[Entries from a visual dataset]
--------------------
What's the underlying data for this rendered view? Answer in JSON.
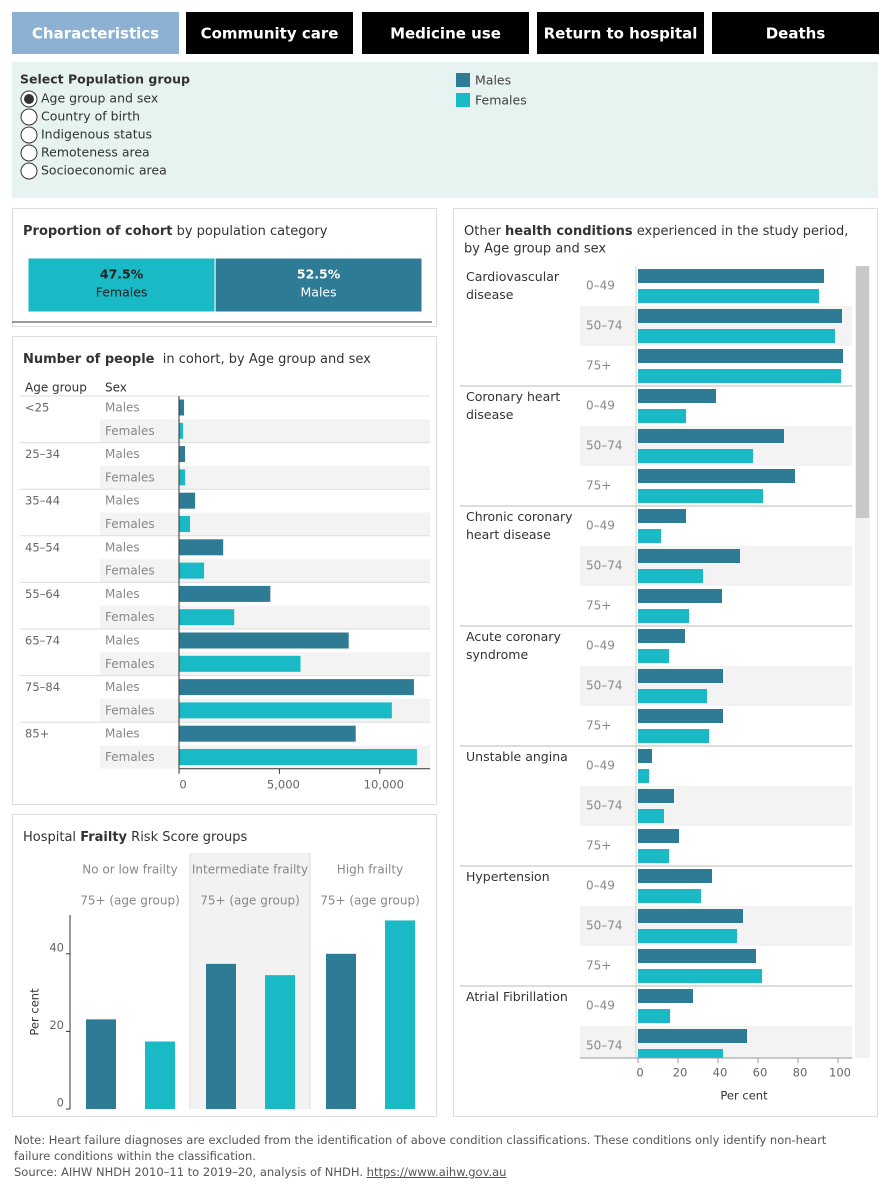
{
  "tabs": [
    "Characteristics",
    "Community care",
    "Medicine use",
    "Return to hospital",
    "Deaths"
  ],
  "active_tab": 0,
  "filter": {
    "label": "Select Population group",
    "options": [
      "Age group and sex",
      "Country of birth",
      "Indigenous status",
      "Remoteness area",
      "Socioeconomic area"
    ],
    "selected": 0
  },
  "legend": [
    {
      "name": "Males",
      "color": "#2e7b95"
    },
    {
      "name": "Females",
      "color": "#19b9c5"
    }
  ],
  "chart_data": [
    {
      "type": "stacked-bar",
      "title": [
        {
          "text": "Proportion of cohort",
          "bold": true
        },
        {
          "text": " by population category",
          "bold": false
        }
      ],
      "series": [
        {
          "name": "Females",
          "color": "#19b9c5",
          "values": [
            47.5
          ],
          "value_labels": [
            "47.5%"
          ]
        },
        {
          "name": "Males",
          "color": "#2e7b95",
          "values": [
            52.5
          ],
          "value_labels": [
            "52.5%"
          ]
        }
      ],
      "xlim": [
        0,
        100
      ]
    },
    {
      "type": "hbar",
      "title": [
        {
          "text": "Number of people",
          "bold": true
        },
        {
          "text": "  in cohort, by Age group and sex",
          "bold": false
        }
      ],
      "column_headers": [
        "Age group",
        "Sex"
      ],
      "categories": [
        "<25",
        "25–34",
        "35–44",
        "45–54",
        "55–64",
        "65–74",
        "75–84",
        "85+"
      ],
      "series": [
        {
          "name": "Males",
          "color": "#2e7b95",
          "values": [
            250,
            300,
            800,
            2200,
            4550,
            8450,
            11700,
            8800
          ]
        },
        {
          "name": "Females",
          "color": "#19b9c5",
          "values": [
            200,
            300,
            550,
            1250,
            2750,
            6050,
            10600,
            11850
          ]
        }
      ],
      "xlim": [
        0,
        12500
      ],
      "xticks": [
        0,
        {
          "value": 5000,
          "label": "5,000"
        },
        {
          "value": 10000,
          "label": "10,000"
        }
      ]
    },
    {
      "type": "bar",
      "title": [
        {
          "text": "Hospital ",
          "bold": false
        },
        {
          "text": "Frailty",
          "bold": true
        },
        {
          "text": " Risk Score groups",
          "bold": false
        }
      ],
      "panels": [
        "No or low frailty",
        "Intermediate frailty",
        "High frailty"
      ],
      "panel_subtitle": "75+ (age group)",
      "series": [
        {
          "color": "#2e7b95",
          "values": [
            23.1,
            37.4,
            40
          ]
        },
        {
          "color": "#19b9c5",
          "values": [
            17.4,
            34.5,
            48.6
          ]
        }
      ],
      "ylabel": "Per cent",
      "ylim": [
        0,
        50
      ],
      "yticks": [
        0,
        20,
        40
      ]
    },
    {
      "type": "grouped-hbar",
      "title": [
        {
          "text": "Other ",
          "bold": false
        },
        {
          "text": "health conditions",
          "bold": true
        },
        {
          "text": " experienced in the study period,",
          "bold": false
        }
      ],
      "subtitle": "by Age group and sex",
      "colors": [
        "#2e7b95",
        "#19b9c5"
      ],
      "conditions": [
        {
          "name": "Cardiovascular disease",
          "age_groups": [
            "0–49",
            "50–74",
            "75+"
          ],
          "series": [
            [
              93,
              102,
              102.5
            ],
            [
              90.5,
              98.5,
              101.5
            ]
          ]
        },
        {
          "name": "Coronary heart disease",
          "age_groups": [
            "0–49",
            "50–74",
            "75+"
          ],
          "series": [
            [
              39,
              73,
              78.5
            ],
            [
              24,
              57.5,
              62.5
            ]
          ]
        },
        {
          "name": "Chronic coronary heart disease",
          "age_groups": [
            "0–49",
            "50–74",
            "75+"
          ],
          "series": [
            [
              24,
              51,
              42
            ],
            [
              11.5,
              32.5,
              25.5
            ]
          ]
        },
        {
          "name": "Acute coronary syndrome",
          "age_groups": [
            "0–49",
            "50–74",
            "75+"
          ],
          "series": [
            [
              23.5,
              42.5,
              42.5
            ],
            [
              15.5,
              34.5,
              35.5
            ]
          ]
        },
        {
          "name": "Unstable angina",
          "age_groups": [
            "0–49",
            "50–74",
            "75+"
          ],
          "series": [
            [
              7,
              18,
              20.5
            ],
            [
              5.5,
              13,
              15.5
            ]
          ]
        },
        {
          "name": "Hypertension",
          "age_groups": [
            "0–49",
            "50–74",
            "75+"
          ],
          "series": [
            [
              37,
              52.5,
              59
            ],
            [
              31.5,
              49.5,
              62
            ]
          ]
        },
        {
          "name": "Atrial Fibrillation",
          "age_groups": [
            "0–49",
            "50–74"
          ],
          "series": [
            [
              27.5,
              54.5
            ],
            [
              16,
              42.5
            ]
          ]
        }
      ],
      "xlabel": "Per cent",
      "xlim": [
        0,
        107
      ],
      "xticks": [
        0,
        20,
        40,
        60,
        80,
        100
      ]
    }
  ],
  "note": "Note: Heart failure diagnoses are excluded from the identification of above condition classifications. These conditions only identify non-heart failure conditions within the classification.",
  "source": "Source: AIHW NHDH 2010–11 to 2019–20, analysis of NHDH. ",
  "source_link": "https://www.aihw.gov.au"
}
--------------------
* _Instructions for the task_:
Reproduce all the records verbatim, excluding images.

* _Final result_:
What's the underlying data for this rendered view? Answer in JSON.
{
  "tabs": [
    "Characteristics",
    "Community care",
    "Medicine use",
    "Return to hospital",
    "Deaths"
  ],
  "active_tab": 0,
  "filter": {
    "label": "Select Population group",
    "options": [
      "Age group and sex",
      "Country of birth",
      "Indigenous status",
      "Remoteness area",
      "Socioeconomic area"
    ],
    "selected": 0
  },
  "legend": [
    {
      "name": "Males",
      "color": "#2e7b95"
    },
    {
      "name": "Females",
      "color": "#19b9c5"
    }
  ],
  "chart_data": [
    {
      "type": "stacked-bar",
      "title": [
        {
          "text": "Proportion of cohort",
          "bold": true
        },
        {
          "text": " by population category",
          "bold": false
        }
      ],
      "series": [
        {
          "name": "Females",
          "color": "#19b9c5",
          "values": [
            47.5
          ],
          "value_labels": [
            "47.5%"
          ]
        },
        {
          "name": "Males",
          "color": "#2e7b95",
          "values": [
            52.5
          ],
          "value_labels": [
            "52.5%"
          ]
        }
      ],
      "xlim": [
        0,
        100
      ]
    },
    {
      "type": "hbar",
      "title": [
        {
          "text": "Number of people",
          "bold": true
        },
        {
          "text": "  in cohort, by Age group and sex",
          "bold": false
        }
      ],
      "column_headers": [
        "Age group",
        "Sex"
      ],
      "categories": [
        "<25",
        "25–34",
        "35–44",
        "45–54",
        "55–64",
        "65–74",
        "75–84",
        "85+"
      ],
      "series": [
        {
          "name": "Males",
          "color": "#2e7b95",
          "values": [
            250,
            300,
            800,
            2200,
            4550,
            8450,
            11700,
            8800
          ]
        },
        {
          "name": "Females",
          "color": "#19b9c5",
          "values": [
            200,
            300,
            550,
            1250,
            2750,
            6050,
            10600,
            11850
          ]
        }
      ],
      "xlim": [
        0,
        12500
      ],
      "xticks": [
        0,
        {
          "value": 5000,
          "label": "5,000"
        },
        {
          "value": 10000,
          "label": "10,000"
        }
      ]
    },
    {
      "type": "bar",
      "title": [
        {
          "text": "Hospital ",
          "bold": false
        },
        {
          "text": "Frailty",
          "bold": true
        },
        {
          "text": " Risk Score groups",
          "bold": false
        }
      ],
      "panels": [
        "No or low frailty",
        "Intermediate frailty",
        "High frailty"
      ],
      "panel_subtitle": "75+ (age group)",
      "series": [
        {
          "color": "#2e7b95",
          "values": [
            23.1,
            37.4,
            40
          ]
        },
        {
          "color": "#19b9c5",
          "values": [
            17.4,
            34.5,
            48.6
          ]
        }
      ],
      "ylabel": "Per cent",
      "ylim": [
        0,
        50
      ],
      "yticks": [
        0,
        20,
        40
      ]
    },
    {
      "type": "grouped-hbar",
      "title": [
        {
          "text": "Other ",
          "bold": false
        },
        {
          "text": "health conditions",
          "bold": true
        },
        {
          "text": " experienced in the study period,",
          "bold": false
        }
      ],
      "subtitle": "by Age group and sex",
      "colors": [
        "#2e7b95",
        "#19b9c5"
      ],
      "conditions": [
        {
          "name": "Cardiovascular disease",
          "age_groups": [
            "0–49",
            "50–74",
            "75+"
          ],
          "series": [
            [
              93,
              102,
              102.5
            ],
            [
              90.5,
              98.5,
              101.5
            ]
          ]
        },
        {
          "name": "Coronary heart disease",
          "age_groups": [
            "0–49",
            "50–74",
            "75+"
          ],
          "series": [
            [
              39,
              73,
              78.5
            ],
            [
              24,
              57.5,
              62.5
            ]
          ]
        },
        {
          "name": "Chronic coronary heart disease",
          "age_groups": [
            "0–49",
            "50–74",
            "75+"
          ],
          "series": [
            [
              24,
              51,
              42
            ],
            [
              11.5,
              32.5,
              25.5
            ]
          ]
        },
        {
          "name": "Acute coronary syndrome",
          "age_groups": [
            "0–49",
            "50–74",
            "75+"
          ],
          "series": [
            [
              23.5,
              42.5,
              42.5
            ],
            [
              15.5,
              34.5,
              35.5
            ]
          ]
        },
        {
          "name": "Unstable angina",
          "age_groups": [
            "0–49",
            "50–74",
            "75+"
          ],
          "series": [
            [
              7,
              18,
              20.5
            ],
            [
              5.5,
              13,
              15.5
            ]
          ]
        },
        {
          "name": "Hypertension",
          "age_groups": [
            "0–49",
            "50–74",
            "75+"
          ],
          "series": [
            [
              37,
              52.5,
              59
            ],
            [
              31.5,
              49.5,
              62
            ]
          ]
        },
        {
          "name": "Atrial Fibrillation",
          "age_groups": [
            "0–49",
            "50–74"
          ],
          "series": [
            [
              27.5,
              54.5
            ],
            [
              16,
              42.5
            ]
          ]
        }
      ],
      "xlabel": "Per cent",
      "xlim": [
        0,
        107
      ],
      "xticks": [
        0,
        20,
        40,
        60,
        80,
        100
      ]
    }
  ],
  "note": "Note: Heart failure diagnoses are excluded from the identification of above condition classifications. These conditions only identify non-heart failure conditions within the classification.",
  "source": "Source: AIHW NHDH 2010–11 to 2019–20, analysis of NHDH. ",
  "source_link": "https://www.aihw.gov.au"
}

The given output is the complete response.